**TASK DESCRIPTION:**
Count lines holding the word "Bengtsfors". Only the number is wanted.

**DATA FOR THIS TASK:**

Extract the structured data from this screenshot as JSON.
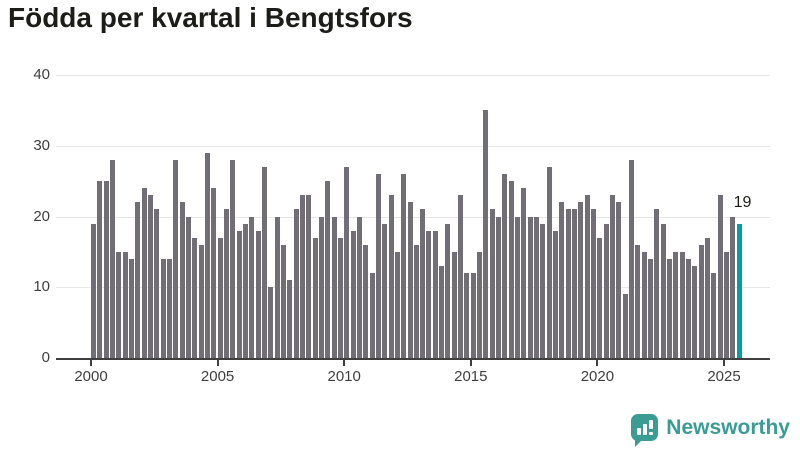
{
  "title": "Födda per kvartal i Bengtsfors",
  "highlight_label": "19",
  "logo": {
    "text": "Newsworthy",
    "icon": "newsworthy-speech-bubble-bar-chart-icon"
  },
  "colors": {
    "bar": "#716e75",
    "highlight": "#00a0a1",
    "grid": "#e7e7e7",
    "axis": "#3f3f3f",
    "axis_text": "#3f3f3f",
    "title_text": "#1c1c19",
    "logo": "#3a9c93",
    "background": "#ffffff"
  },
  "chart_data": {
    "type": "bar",
    "title": "Födda per kvartal i Bengtsfors",
    "x_unit": "quarter",
    "ylim": [
      0,
      40
    ],
    "yticks": [
      0,
      10,
      20,
      30,
      40
    ],
    "xticks": [
      2000,
      2005,
      2010,
      2015,
      2020,
      2025
    ],
    "grid": "horizontal-only",
    "legend": "none",
    "highlight": {
      "year": 2025,
      "quarter": "Q3",
      "value": 19,
      "color": "#00a0a1",
      "label": "19"
    },
    "years": [
      {
        "year": 2000,
        "values": [
          19,
          25,
          25,
          28
        ]
      },
      {
        "year": 2001,
        "values": [
          15,
          15,
          14,
          22
        ]
      },
      {
        "year": 2002,
        "values": [
          24,
          23,
          21,
          14
        ]
      },
      {
        "year": 2003,
        "values": [
          14,
          28,
          22,
          20
        ]
      },
      {
        "year": 2004,
        "values": [
          17,
          16,
          29,
          24
        ]
      },
      {
        "year": 2005,
        "values": [
          17,
          21,
          28,
          18
        ]
      },
      {
        "year": 2006,
        "values": [
          19,
          20,
          18,
          27
        ]
      },
      {
        "year": 2007,
        "values": [
          10,
          20,
          16,
          11
        ]
      },
      {
        "year": 2008,
        "values": [
          21,
          23,
          23,
          17
        ]
      },
      {
        "year": 2009,
        "values": [
          20,
          25,
          20,
          17
        ]
      },
      {
        "year": 2010,
        "values": [
          27,
          18,
          20,
          16
        ]
      },
      {
        "year": 2011,
        "values": [
          12,
          26,
          19,
          23
        ]
      },
      {
        "year": 2012,
        "values": [
          15,
          26,
          22,
          16
        ]
      },
      {
        "year": 2013,
        "values": [
          21,
          18,
          18,
          13
        ]
      },
      {
        "year": 2014,
        "values": [
          19,
          15,
          23,
          12
        ]
      },
      {
        "year": 2015,
        "values": [
          12,
          15,
          35,
          21
        ]
      },
      {
        "year": 2016,
        "values": [
          20,
          26,
          25,
          20
        ]
      },
      {
        "year": 2017,
        "values": [
          24,
          20,
          20,
          19
        ]
      },
      {
        "year": 2018,
        "values": [
          27,
          18,
          22,
          21
        ]
      },
      {
        "year": 2019,
        "values": [
          21,
          22,
          23,
          21
        ]
      },
      {
        "year": 2020,
        "values": [
          17,
          19,
          23,
          22
        ]
      },
      {
        "year": 2021,
        "values": [
          9,
          28,
          16,
          15
        ]
      },
      {
        "year": 2022,
        "values": [
          14,
          21,
          19,
          14
        ]
      },
      {
        "year": 2023,
        "values": [
          15,
          15,
          14,
          13
        ]
      },
      {
        "year": 2024,
        "values": [
          16,
          17,
          12,
          23
        ]
      },
      {
        "year": 2025,
        "values": [
          15,
          20,
          19
        ]
      }
    ]
  }
}
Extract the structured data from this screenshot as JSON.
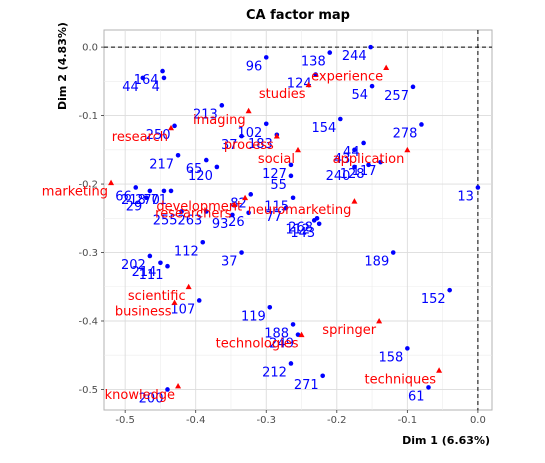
{
  "chart_data": {
    "type": "scatter",
    "title": "CA factor map",
    "xlabel": "Dim 1 (6.63%)",
    "ylabel": "Dim 2 (4.83%)",
    "xlim": [
      -0.53,
      0.02
    ],
    "ylim": [
      -0.53,
      0.025
    ],
    "grid": true,
    "xticks": [
      -0.5,
      -0.4,
      -0.3,
      -0.2,
      -0.1,
      0.0
    ],
    "xtick_labels": [
      "-0.5",
      "-0.4",
      "-0.3",
      "-0.2",
      "-0.1",
      "0.0"
    ],
    "yticks": [
      0.0,
      -0.1,
      -0.2,
      -0.3,
      -0.4,
      -0.5
    ],
    "ytick_labels": [
      "0.0",
      "-0.1",
      "-0.2",
      "-0.3",
      "-0.4",
      "-0.5"
    ],
    "reference_lines": {
      "x": 0,
      "y": 0,
      "style": "dashed"
    },
    "colors": {
      "rows": "#0000ff",
      "columns": "#ff0000"
    },
    "rows": [
      {
        "label": "164",
        "x": -0.447,
        "y": -0.035
      },
      {
        "label": "44",
        "x": -0.475,
        "y": -0.045
      },
      {
        "label": "4",
        "x": -0.445,
        "y": -0.045
      },
      {
        "label": "96",
        "x": -0.3,
        "y": -0.015
      },
      {
        "label": "138",
        "x": -0.21,
        "y": -0.008
      },
      {
        "label": "124",
        "x": -0.23,
        "y": -0.04
      },
      {
        "label": "244",
        "x": -0.152,
        "y": 0.0
      },
      {
        "label": "54",
        "x": -0.15,
        "y": -0.057
      },
      {
        "label": "257",
        "x": -0.092,
        "y": -0.058
      },
      {
        "label": "213",
        "x": -0.363,
        "y": -0.085
      },
      {
        "label": "250",
        "x": -0.43,
        "y": -0.115
      },
      {
        "label": "102",
        "x": -0.3,
        "y": -0.112
      },
      {
        "label": "154",
        "x": -0.195,
        "y": -0.105
      },
      {
        "label": "278",
        "x": -0.08,
        "y": -0.113
      },
      {
        "label": "183",
        "x": -0.285,
        "y": -0.128
      },
      {
        "label": "37",
        "x": -0.335,
        "y": -0.13
      },
      {
        "label": "44",
        "x": -0.162,
        "y": -0.14
      },
      {
        "label": "43",
        "x": -0.175,
        "y": -0.15
      },
      {
        "label": "217",
        "x": -0.425,
        "y": -0.158
      },
      {
        "label": "65",
        "x": -0.385,
        "y": -0.165
      },
      {
        "label": "120",
        "x": -0.37,
        "y": -0.175
      },
      {
        "label": "240",
        "x": -0.175,
        "y": -0.175
      },
      {
        "label": "128",
        "x": -0.155,
        "y": -0.172
      },
      {
        "label": "117",
        "x": -0.138,
        "y": -0.168
      },
      {
        "label": "127",
        "x": -0.265,
        "y": -0.172
      },
      {
        "label": "55",
        "x": -0.265,
        "y": -0.188
      },
      {
        "label": "13",
        "x": 0.0,
        "y": -0.205
      },
      {
        "label": "66",
        "x": -0.485,
        "y": -0.205
      },
      {
        "label": "218",
        "x": -0.465,
        "y": -0.21
      },
      {
        "label": "71",
        "x": -0.435,
        "y": -0.21
      },
      {
        "label": "270",
        "x": -0.445,
        "y": -0.21
      },
      {
        "label": "29",
        "x": -0.47,
        "y": -0.22
      },
      {
        "label": "82",
        "x": -0.322,
        "y": -0.215
      },
      {
        "label": "115",
        "x": -0.262,
        "y": -0.22
      },
      {
        "label": "77",
        "x": -0.272,
        "y": -0.235
      },
      {
        "label": "263",
        "x": -0.385,
        "y": -0.24
      },
      {
        "label": "26",
        "x": -0.325,
        "y": -0.242
      },
      {
        "label": "93",
        "x": -0.348,
        "y": -0.245
      },
      {
        "label": "255",
        "x": -0.42,
        "y": -0.24
      },
      {
        "label": "112",
        "x": -0.232,
        "y": -0.253
      },
      {
        "label": "268",
        "x": -0.228,
        "y": -0.25
      },
      {
        "label": "143",
        "x": -0.225,
        "y": -0.258
      },
      {
        "label": "112",
        "x": -0.39,
        "y": -0.285
      },
      {
        "label": "37",
        "x": -0.335,
        "y": -0.3
      },
      {
        "label": "202",
        "x": -0.465,
        "y": -0.305
      },
      {
        "label": "214",
        "x": -0.45,
        "y": -0.315
      },
      {
        "label": "111",
        "x": -0.44,
        "y": -0.32
      },
      {
        "label": "189",
        "x": -0.12,
        "y": -0.3
      },
      {
        "label": "152",
        "x": -0.04,
        "y": -0.355
      },
      {
        "label": "107",
        "x": -0.395,
        "y": -0.37
      },
      {
        "label": "119",
        "x": -0.295,
        "y": -0.38
      },
      {
        "label": "188",
        "x": -0.262,
        "y": -0.405
      },
      {
        "label": "249",
        "x": -0.255,
        "y": -0.42
      },
      {
        "label": "158",
        "x": -0.1,
        "y": -0.44
      },
      {
        "label": "212",
        "x": -0.265,
        "y": -0.462
      },
      {
        "label": "271",
        "x": -0.22,
        "y": -0.48
      },
      {
        "label": "61",
        "x": -0.07,
        "y": -0.497
      },
      {
        "label": "200",
        "x": -0.44,
        "y": -0.5
      }
    ],
    "columns": [
      {
        "label": "experience",
        "x": -0.13,
        "y": -0.03
      },
      {
        "label": "studies",
        "x": -0.24,
        "y": -0.055
      },
      {
        "label": "imaging",
        "x": -0.325,
        "y": -0.093
      },
      {
        "label": "research",
        "x": -0.435,
        "y": -0.118
      },
      {
        "label": "process",
        "x": -0.285,
        "y": -0.13
      },
      {
        "label": "social",
        "x": -0.255,
        "y": -0.15
      },
      {
        "label": "application",
        "x": -0.1,
        "y": -0.15
      },
      {
        "label": "marketing",
        "x": -0.52,
        "y": -0.198
      },
      {
        "label": "development",
        "x": -0.33,
        "y": -0.22
      },
      {
        "label": "researchers",
        "x": -0.345,
        "y": -0.23
      },
      {
        "label": "neuromarketing",
        "x": -0.175,
        "y": -0.225
      },
      {
        "label": "scientific",
        "x": -0.41,
        "y": -0.35
      },
      {
        "label": "business",
        "x": -0.43,
        "y": -0.373
      },
      {
        "label": "technologies",
        "x": -0.25,
        "y": -0.42
      },
      {
        "label": "springer",
        "x": -0.14,
        "y": -0.4
      },
      {
        "label": "techniques",
        "x": -0.055,
        "y": -0.472
      },
      {
        "label": "knowledge",
        "x": -0.425,
        "y": -0.495
      }
    ]
  }
}
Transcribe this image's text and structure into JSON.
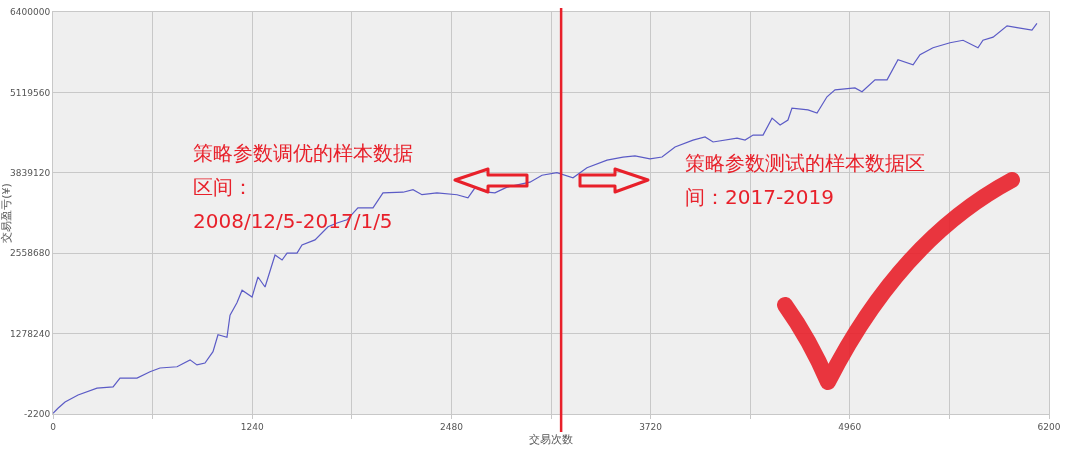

**PROBLEM SOLUTION:**
2